# YOUR INSTRUCTIONS:
Tally the lines in these records that hold the string "this", and reply with the number alone.

# THE INPUT:
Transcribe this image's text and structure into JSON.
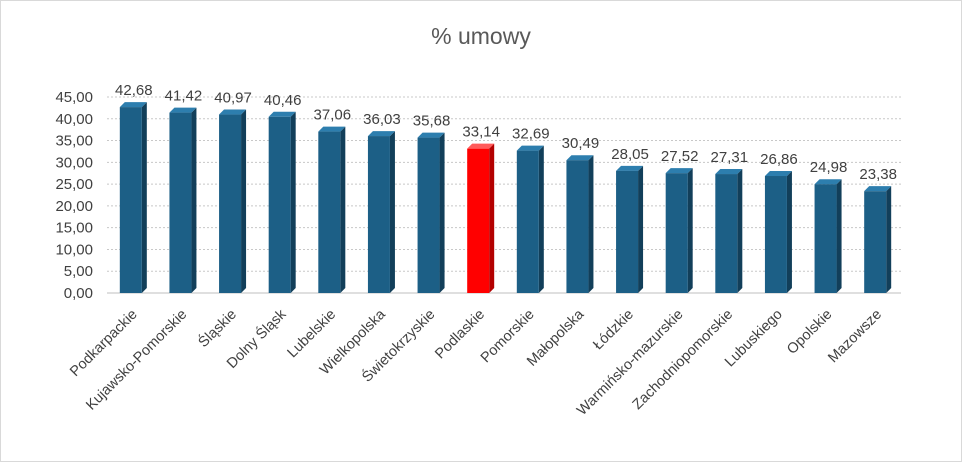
{
  "chart_data": {
    "type": "bar",
    "title": "% umowy",
    "xlabel": "",
    "ylabel": "",
    "ylim": [
      0,
      45
    ],
    "yticks": [
      "0,00",
      "5,00",
      "10,00",
      "15,00",
      "20,00",
      "25,00",
      "30,00",
      "35,00",
      "40,00",
      "45,00"
    ],
    "ytick_values": [
      0,
      5,
      10,
      15,
      20,
      25,
      30,
      35,
      40,
      45
    ],
    "grid": true,
    "legend": "none",
    "categories": [
      "Podkarpackie",
      "Kujawsko-Pomorskie",
      "Śląskie",
      "Dolny Śląsk",
      "Lubelskie",
      "Wielkopolska",
      "Świetokrzyskie",
      "Podlaskie",
      "Pomorskie",
      "Małopolska",
      "Łódzkie",
      "Warmińsko-mazurskie",
      "Zachodniopomorskie",
      "Lubuskiego",
      "Opolskie",
      "Mazowsze"
    ],
    "values": [
      42.68,
      41.42,
      40.97,
      40.46,
      37.06,
      36.03,
      35.68,
      33.14,
      32.69,
      30.49,
      28.05,
      27.52,
      27.31,
      26.86,
      24.98,
      23.38
    ],
    "value_labels": [
      "42,68",
      "41,42",
      "40,97",
      "40,46",
      "37,06",
      "36,03",
      "35,68",
      "33,14",
      "32,69",
      "30,49",
      "28,05",
      "27,52",
      "27,31",
      "26,86",
      "24,98",
      "23,38"
    ],
    "highlight_index": 7,
    "colors": {
      "bar": "#1c5f86",
      "bar_side": "#123f5a",
      "bar_top": "#2d7eae",
      "highlight": "#ff0000",
      "highlight_side": "#b30000",
      "highlight_top": "#ff5a5a"
    }
  }
}
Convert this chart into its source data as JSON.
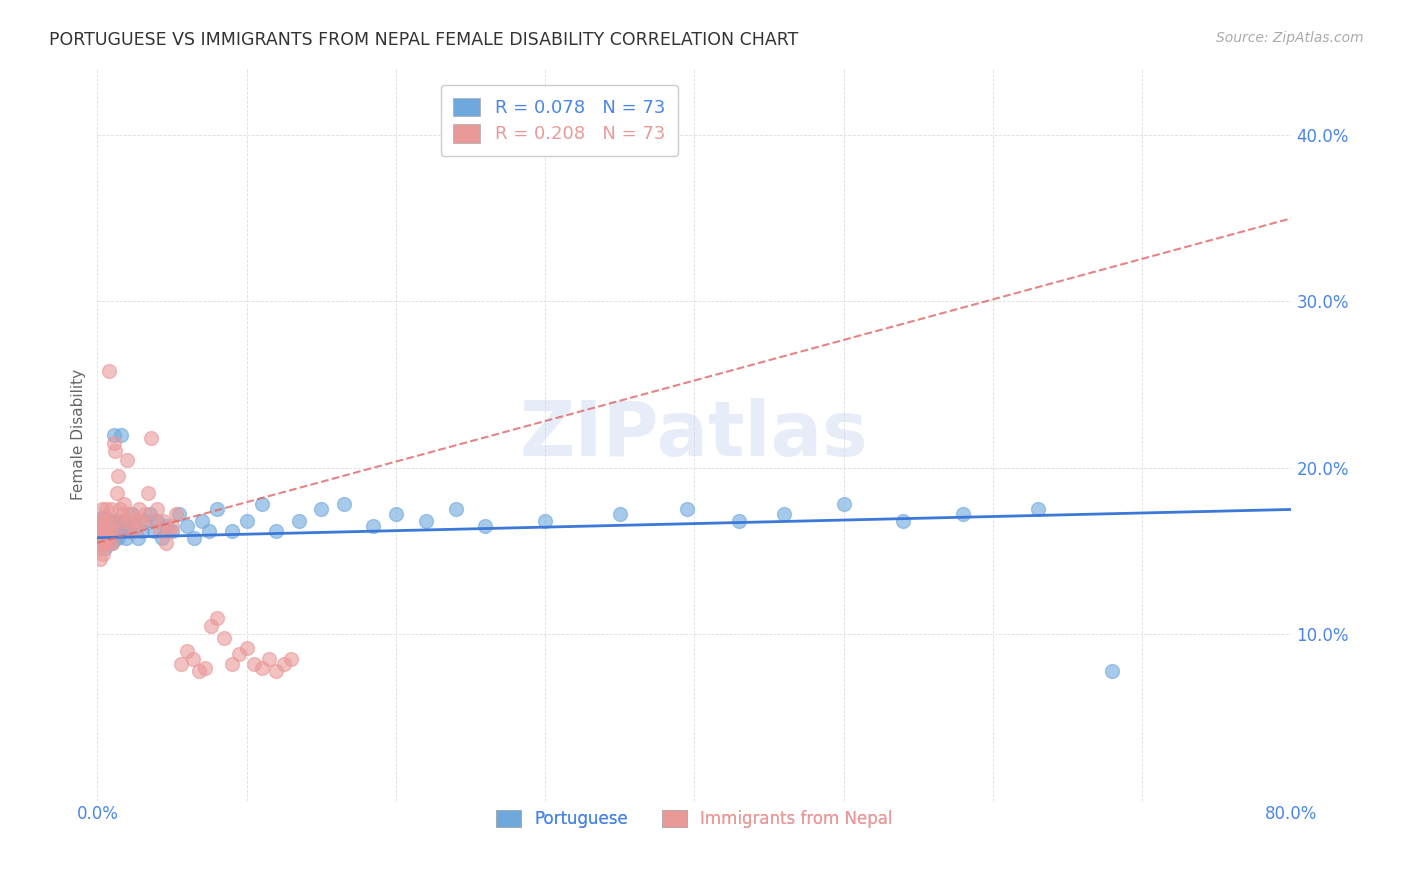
{
  "title": "PORTUGUESE VS IMMIGRANTS FROM NEPAL FEMALE DISABILITY CORRELATION CHART",
  "source": "Source: ZipAtlas.com",
  "ylabel": "Female Disability",
  "watermark": "ZIPatlas",
  "x_min": 0.0,
  "x_max": 0.8,
  "y_min": 0.0,
  "y_max": 0.44,
  "x_ticks": [
    0.0,
    0.1,
    0.2,
    0.3,
    0.4,
    0.5,
    0.6,
    0.7,
    0.8
  ],
  "y_ticks": [
    0.0,
    0.1,
    0.2,
    0.3,
    0.4
  ],
  "legend1_label": "R = 0.078   N = 73",
  "legend2_label": "R = 0.208   N = 73",
  "series1_color": "#6fa8dc",
  "series2_color": "#ea9999",
  "trend1_color": "#3c78d8",
  "trend2_color": "#e06666",
  "axis_color": "#4a86e8",
  "ylabel_color": "#666666",
  "title_color": "#333333",
  "source_color": "#aaaaaa",
  "grid_color": "#dddddd",
  "portuguese_x": [
    0.002,
    0.003,
    0.003,
    0.004,
    0.004,
    0.004,
    0.005,
    0.005,
    0.005,
    0.006,
    0.006,
    0.006,
    0.007,
    0.007,
    0.007,
    0.008,
    0.008,
    0.009,
    0.009,
    0.01,
    0.01,
    0.011,
    0.011,
    0.012,
    0.012,
    0.013,
    0.014,
    0.015,
    0.016,
    0.017,
    0.018,
    0.019,
    0.02,
    0.022,
    0.023,
    0.025,
    0.027,
    0.03,
    0.032,
    0.035,
    0.038,
    0.04,
    0.043,
    0.046,
    0.05,
    0.055,
    0.06,
    0.065,
    0.07,
    0.075,
    0.08,
    0.09,
    0.1,
    0.11,
    0.12,
    0.135,
    0.15,
    0.165,
    0.185,
    0.2,
    0.22,
    0.24,
    0.26,
    0.3,
    0.35,
    0.395,
    0.43,
    0.46,
    0.5,
    0.54,
    0.58,
    0.63,
    0.68
  ],
  "portuguese_y": [
    0.165,
    0.17,
    0.16,
    0.168,
    0.155,
    0.162,
    0.158,
    0.152,
    0.165,
    0.16,
    0.17,
    0.155,
    0.163,
    0.158,
    0.168,
    0.155,
    0.162,
    0.168,
    0.158,
    0.165,
    0.155,
    0.162,
    0.22,
    0.158,
    0.168,
    0.162,
    0.158,
    0.165,
    0.22,
    0.162,
    0.168,
    0.158,
    0.165,
    0.162,
    0.172,
    0.165,
    0.158,
    0.162,
    0.168,
    0.172,
    0.162,
    0.168,
    0.158,
    0.165,
    0.162,
    0.172,
    0.165,
    0.158,
    0.168,
    0.162,
    0.175,
    0.162,
    0.168,
    0.178,
    0.162,
    0.168,
    0.175,
    0.178,
    0.165,
    0.172,
    0.168,
    0.175,
    0.165,
    0.168,
    0.172,
    0.175,
    0.168,
    0.172,
    0.178,
    0.168,
    0.172,
    0.175,
    0.078
  ],
  "nepal_x": [
    0.001,
    0.001,
    0.001,
    0.002,
    0.002,
    0.002,
    0.002,
    0.003,
    0.003,
    0.003,
    0.003,
    0.004,
    0.004,
    0.004,
    0.005,
    0.005,
    0.005,
    0.006,
    0.006,
    0.007,
    0.007,
    0.008,
    0.008,
    0.009,
    0.009,
    0.01,
    0.01,
    0.011,
    0.011,
    0.012,
    0.013,
    0.014,
    0.015,
    0.016,
    0.017,
    0.018,
    0.019,
    0.02,
    0.021,
    0.022,
    0.024,
    0.025,
    0.027,
    0.028,
    0.03,
    0.032,
    0.034,
    0.036,
    0.038,
    0.04,
    0.042,
    0.044,
    0.046,
    0.048,
    0.05,
    0.053,
    0.056,
    0.06,
    0.064,
    0.068,
    0.072,
    0.076,
    0.08,
    0.085,
    0.09,
    0.095,
    0.1,
    0.105,
    0.11,
    0.115,
    0.12,
    0.125,
    0.13
  ],
  "nepal_y": [
    0.16,
    0.155,
    0.165,
    0.168,
    0.158,
    0.152,
    0.145,
    0.162,
    0.155,
    0.168,
    0.175,
    0.158,
    0.162,
    0.148,
    0.162,
    0.168,
    0.155,
    0.175,
    0.158,
    0.168,
    0.162,
    0.258,
    0.155,
    0.162,
    0.175,
    0.168,
    0.155,
    0.215,
    0.162,
    0.21,
    0.185,
    0.195,
    0.175,
    0.168,
    0.172,
    0.178,
    0.168,
    0.205,
    0.162,
    0.172,
    0.168,
    0.162,
    0.168,
    0.175,
    0.168,
    0.172,
    0.185,
    0.218,
    0.168,
    0.175,
    0.162,
    0.168,
    0.155,
    0.162,
    0.165,
    0.172,
    0.082,
    0.09,
    0.085,
    0.078,
    0.08,
    0.105,
    0.11,
    0.098,
    0.082,
    0.088,
    0.092,
    0.082,
    0.08,
    0.085,
    0.078,
    0.082,
    0.085
  ]
}
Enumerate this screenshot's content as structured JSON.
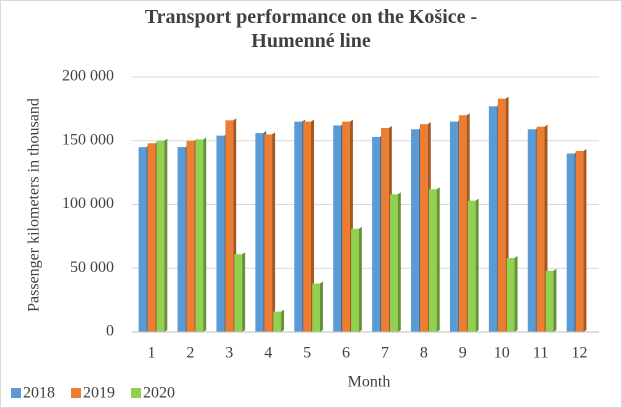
{
  "chart_data": {
    "type": "bar",
    "title": "Transport performance on the Košice - Humenné line",
    "x_label": "Month",
    "y_label": "Passenger kilometers in thousand",
    "categories": [
      "1",
      "2",
      "3",
      "4",
      "5",
      "6",
      "7",
      "8",
      "9",
      "10",
      "11",
      "12"
    ],
    "series": [
      {
        "name": "2018",
        "color": "#5b9bd5",
        "values": [
          145000,
          145000,
          154000,
          156000,
          165000,
          162000,
          153000,
          159000,
          165000,
          177000,
          159000,
          140000
        ]
      },
      {
        "name": "2019",
        "color": "#ed7d31",
        "values": [
          148000,
          150000,
          166000,
          155000,
          165000,
          165000,
          160000,
          163000,
          170000,
          183000,
          161000,
          142000
        ]
      },
      {
        "name": "2020",
        "color": "#92d050",
        "values": [
          150000,
          151000,
          61000,
          16000,
          38000,
          81000,
          108000,
          112000,
          103000,
          58000,
          48000,
          null
        ]
      }
    ],
    "ylim": [
      0,
      200000
    ],
    "yticks": [
      0,
      {
        "value": 50000,
        "label": "50 000"
      },
      {
        "value": 100000,
        "label": "100 000"
      },
      {
        "value": 150000,
        "label": "150 000"
      },
      {
        "value": 200000,
        "label": "200 000"
      }
    ],
    "grid": true,
    "legend": "bottom-left"
  }
}
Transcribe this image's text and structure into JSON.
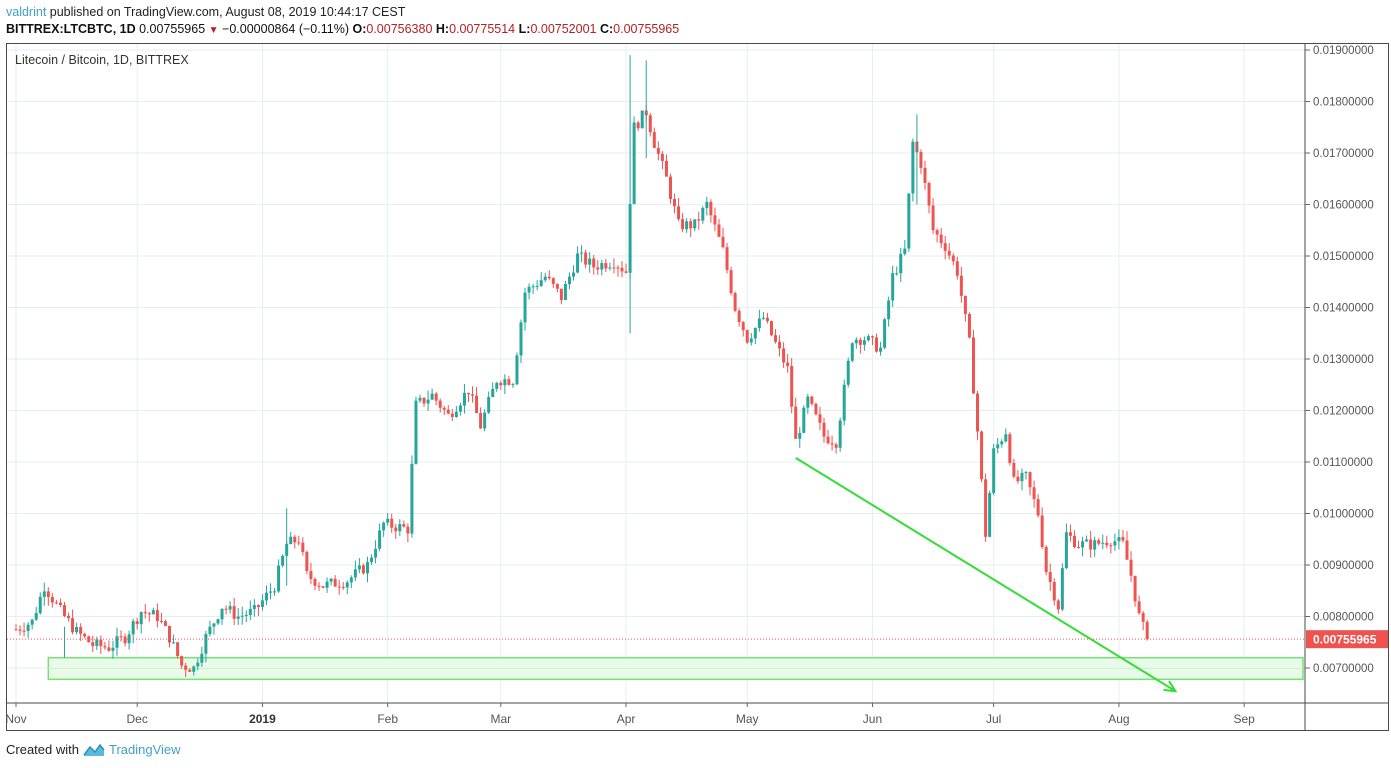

# FINAL RESULT:
4